Every entry here needs to be repeated exactly.

━━━━━ Data lines

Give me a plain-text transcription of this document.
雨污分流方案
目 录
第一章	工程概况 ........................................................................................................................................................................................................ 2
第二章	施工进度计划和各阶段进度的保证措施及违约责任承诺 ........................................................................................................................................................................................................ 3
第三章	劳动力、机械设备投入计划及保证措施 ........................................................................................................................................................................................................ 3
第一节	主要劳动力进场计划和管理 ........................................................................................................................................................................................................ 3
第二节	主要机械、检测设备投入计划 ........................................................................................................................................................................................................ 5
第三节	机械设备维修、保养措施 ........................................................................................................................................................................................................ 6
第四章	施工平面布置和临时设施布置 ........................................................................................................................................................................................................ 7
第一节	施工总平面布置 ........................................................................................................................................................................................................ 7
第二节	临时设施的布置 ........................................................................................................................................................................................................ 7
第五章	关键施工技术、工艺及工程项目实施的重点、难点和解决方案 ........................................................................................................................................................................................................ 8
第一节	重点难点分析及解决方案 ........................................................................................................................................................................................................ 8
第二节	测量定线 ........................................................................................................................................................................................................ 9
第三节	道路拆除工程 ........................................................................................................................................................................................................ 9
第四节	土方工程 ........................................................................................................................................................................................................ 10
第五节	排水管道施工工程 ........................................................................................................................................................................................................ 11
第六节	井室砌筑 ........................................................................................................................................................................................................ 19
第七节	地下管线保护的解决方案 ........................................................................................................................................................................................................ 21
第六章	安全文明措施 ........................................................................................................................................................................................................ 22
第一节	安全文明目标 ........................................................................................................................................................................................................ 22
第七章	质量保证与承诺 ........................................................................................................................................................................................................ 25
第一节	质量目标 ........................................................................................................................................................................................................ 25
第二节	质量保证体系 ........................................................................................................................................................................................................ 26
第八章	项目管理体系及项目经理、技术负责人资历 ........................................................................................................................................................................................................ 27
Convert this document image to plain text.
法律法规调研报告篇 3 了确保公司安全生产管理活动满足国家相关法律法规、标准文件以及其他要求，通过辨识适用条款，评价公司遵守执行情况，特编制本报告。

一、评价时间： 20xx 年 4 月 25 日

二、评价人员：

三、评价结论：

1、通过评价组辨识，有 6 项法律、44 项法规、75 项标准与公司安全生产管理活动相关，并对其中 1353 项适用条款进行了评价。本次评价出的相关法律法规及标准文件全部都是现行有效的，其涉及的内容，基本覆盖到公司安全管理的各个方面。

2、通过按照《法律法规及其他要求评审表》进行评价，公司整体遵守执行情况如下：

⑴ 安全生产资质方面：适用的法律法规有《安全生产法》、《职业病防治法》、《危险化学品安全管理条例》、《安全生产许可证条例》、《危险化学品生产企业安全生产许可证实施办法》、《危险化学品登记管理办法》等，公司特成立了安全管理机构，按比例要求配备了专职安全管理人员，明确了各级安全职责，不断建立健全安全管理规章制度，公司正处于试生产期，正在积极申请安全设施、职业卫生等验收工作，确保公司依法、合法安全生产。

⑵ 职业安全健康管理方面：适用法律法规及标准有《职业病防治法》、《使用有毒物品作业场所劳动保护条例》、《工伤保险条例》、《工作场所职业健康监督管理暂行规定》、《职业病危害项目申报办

━━━━━━━━━━

--- Exercise response ---
Give me a plain-text transcription of this document.
雨污分流方案
目 录
第一章	工程概况 ........................................................................................................................................................................................................ 2
第二章	施工进度计划和各阶段进度的保证措施及违约责任承诺 ........................................................................................................................................................................................................ 3
第三章	劳动力、机械设备投入计划及保证措施 ........................................................................................................................................................................................................ 3
第一节	主要劳动力进场计划和管理 ........................................................................................................................................................................................................ 3
第二节	主要机械、检测设备投入计划 ........................................................................................................................................................................................................ 5
第三节	机械设备维修、保养措施 ........................................................................................................................................................................................................ 6
第四章	施工平面布置和临时设施布置 ........................................................................................................................................................................................................ 7
第一节	施工总平面布置 ........................................................................................................................................................................................................ 7
第二节	临时设施的布置 ........................................................................................................................................................................................................ 7
第五章	关键施工技术、工艺及工程项目实施的重点、难点和解决方案 ........................................................................................................................................................................................................ 8
第一节	重点难点分析及解决方案 ........................................................................................................................................................................................................ 8
第二节	测量定线 ........................................................................................................................................................................................................ 9
第三节	道路拆除工程 ........................................................................................................................................................................................................ 9
第四节	土方工程 ........................................................................................................................................................................................................ 10
第五节	排水管道施工工程 ........................................................................................................................................................................................................ 11
第六节	井室砌筑 ........................................................................................................................................................................................................ 19
第七节	地下管线保护的解决方案 ........................................................................................................................................................................................................ 21
第六章	安全文明措施 ........................................................................................................................................................................................................ 22
第一节	安全文明目标 ........................................................................................................................................................................................................ 22
第七章	质量保证与承诺 ........................................................................................................................................................................................................ 25
第一节	质量目标 ........................................................................................................................................................................................................ 25
第二节	质量保证体系 ........................................................................................................................................................................................................ 26
第八章	项目管理体系及项目经理、技术负责人资历 ........................................................................................................................................................................................................ 27
Convert this document image to plain text.
法律法规调研报告篇 3 了确保公司安全生产管理活动满足国家相关法律法规、标准文件以及其他要求，通过辨识适用条款，评价公司遵守执行情况，特编制本报告。

一、评价时间： 20xx 年 4 月 25 日

二、评价人员：

三、评价结论：

1、通过评价组辨识，有 6 项法律、44 项法规、75 项标准与公司安全生产管理活动相关，并对其中 1353 项适用条款进行了评价。本次评价出的相关法律法规及标准文件全部都是现行有效的，其涉及的内容，基本覆盖到公司安全管理的各个方面。

2、通过按照《法律法规及其他要求评审表》进行评价，公司整体遵守执行情况如下：

⑴ 安全生产资质方面：适用的法律法规有《安全生产法》、《职业病防治法》、《危险化学品安全管理条例》、《安全生产许可证条例》、《危险化学品生产企业安全生产许可证实施办法》、《危险化学品登记管理办法》等，公司特成立了安全管理机构，按比例要求配备了专职安全管理人员，明确了各级安全职责，不断建立健全安全管理规章制度，公司正处于试生产期，正在积极申请安全设施、职业卫生等验收工作，确保公司依法、合法安全生产。

⑵ 职业安全健康管理方面：适用法律法规及标准有《职业病防治法》、《使用有毒物品作业场所劳动保护条例》、《工伤保险条例》、《工作场所职业健康监督管理暂行规定》、《职业病危害项目申报办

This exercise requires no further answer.